LESETEXT:
((
Wie verpeilt muss man sein um C und Java zu verwechseln?

Anyway: **moved**


----------



## Guest (16. Jun 2006)

AlArenal hat gesagt.:
			
		

> Wie verpeilt muss man sein um C und Java zu verwechseln?
> 
> Anyway: **moved**




sorry... dachte gehört hier rein wegen spielprogrammierung


----------



## AlArenal (16. Jun 2006)

Das Unterforum "Spieleprogrammierung" befindet sich aber in der Kategorie "Java - Programmierung".


----------



## Guest (16. Jun 2006)

AlArenal hat gesagt.:
			
		

> Das Unterforum "Spieleprogrammierung" befindet sich aber in der Kategorie "Java - Programmierung".



jetzt bemerkt ^^

und noch was: man soll packet 0x03F2 ändern


----------



## byte (16. Jun 2006)

Wozu spielt man ein Spiel, wenn man dann cheated um zu gewinnen? Dann kann mans doch gleich sein lassen...


----------



## AlArenal (16. Jun 2006)

byto hat gesagt.:
			
		

> Wozu spielt man ein Spiel, wenn man dann cheated um zu gewinnen? Dann kann mans doch gleich sein lassen...



Vielleicht will man nur die tolle Grafik bewundern, hat aber nicht das Talent oder den Grips es weit zu bringen?


----------



## Guest (16. Jun 2006)
))
DATENAUSZUG:
((
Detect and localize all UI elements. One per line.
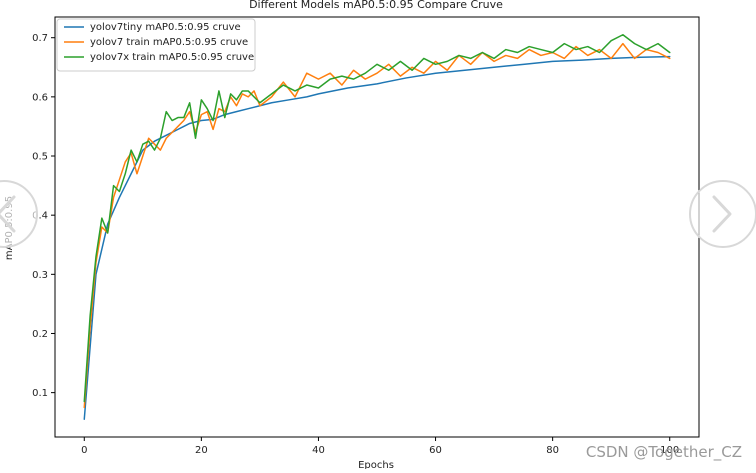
))
((
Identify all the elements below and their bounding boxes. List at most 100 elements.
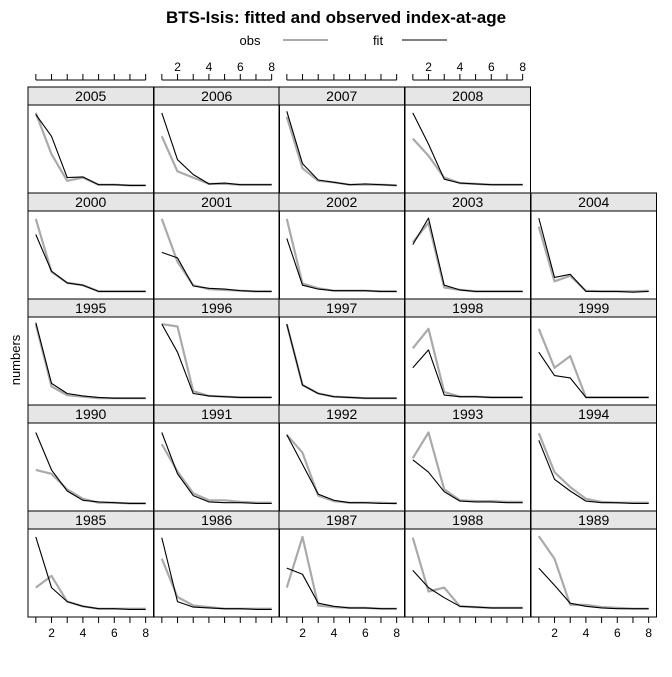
))
AUFGABENSTELLUNG:
1: Prüfen Sie, ob die folgenden Aussagen (a), (b) und (c) mit dem Lesetext übereinstimmen, und belegen Sie jede Antwort mit den entscheidenden Worten des Textes. (a) Das Unterforum „Spieleprogrammierung" gehört zur Kategorie „Java - Programmierung". (b) Als Grund für die Wahl des Forums wird die Grafikprogrammierung genannt. (c) Es wird angegeben, dass das Paket 0x03F2 geändert werden soll.
2: An welchem Datum wurden die Beiträge im Lesetext verfasst?

LÖSUNGEN:
1:
(a) Ja: »Das Unterforum "Spieleprogrammierung" befindet sich aber in der Kategorie "Java - Programmierung".«
(b) Nein: »dachte gehört hier rein wegen spielprogrammierung«
(c) Ja: »man soll packet 0x03F2 ändern«

2: Am 16. Jun 2006.